Exercise directions —
Restate each of the lines given below, word for word.

Items —
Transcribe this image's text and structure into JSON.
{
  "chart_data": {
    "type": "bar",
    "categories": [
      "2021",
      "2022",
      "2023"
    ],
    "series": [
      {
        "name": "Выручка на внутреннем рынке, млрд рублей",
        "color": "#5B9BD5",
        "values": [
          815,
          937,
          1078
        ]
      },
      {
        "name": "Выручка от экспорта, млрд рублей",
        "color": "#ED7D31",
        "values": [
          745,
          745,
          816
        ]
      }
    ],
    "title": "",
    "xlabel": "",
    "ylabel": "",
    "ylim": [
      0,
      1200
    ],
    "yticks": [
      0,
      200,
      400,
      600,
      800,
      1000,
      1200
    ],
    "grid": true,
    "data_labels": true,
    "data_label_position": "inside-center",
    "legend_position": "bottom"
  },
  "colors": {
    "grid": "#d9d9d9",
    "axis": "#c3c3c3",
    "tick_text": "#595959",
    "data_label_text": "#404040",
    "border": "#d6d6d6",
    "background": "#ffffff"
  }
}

Exercise result —
Transcribe this image's text and structure into JSON.
{
  "chart_data": {
    "type": "bar",
    "categories": [
      "2021",
      "2022",
      "2023"
    ],
    "series": [
      {
        "name": "Выручка на внутреннем рынке, млрд рублей",
        "color": "#5B9BD5",
        "values": [
          815,
          937,
          1078
        ]
      },
      {
        "name": "Выручка от экспорта, млрд рублей",
        "color": "#ED7D31",
        "values": [
          745,
          745,
          816
        ]
      }
    ],
    "title": "",
    "xlabel": "",
    "ylabel": "",
    "ylim": [
      0,
      1200
    ],
    "yticks": [
      0,
      200,
      400,
      600,
      800,
      1000,
      1200
    ],
    "grid": true,
    "data_labels": true,
    "data_label_position": "inside-center",
    "legend_position": "bottom"
  },
  "colors": {
    "grid": "#d9d9d9",
    "axis": "#c3c3c3",
    "tick_text": "#595959",
    "data_label_text": "#404040",
    "border": "#d6d6d6",
    "background": "#ffffff"
  }
}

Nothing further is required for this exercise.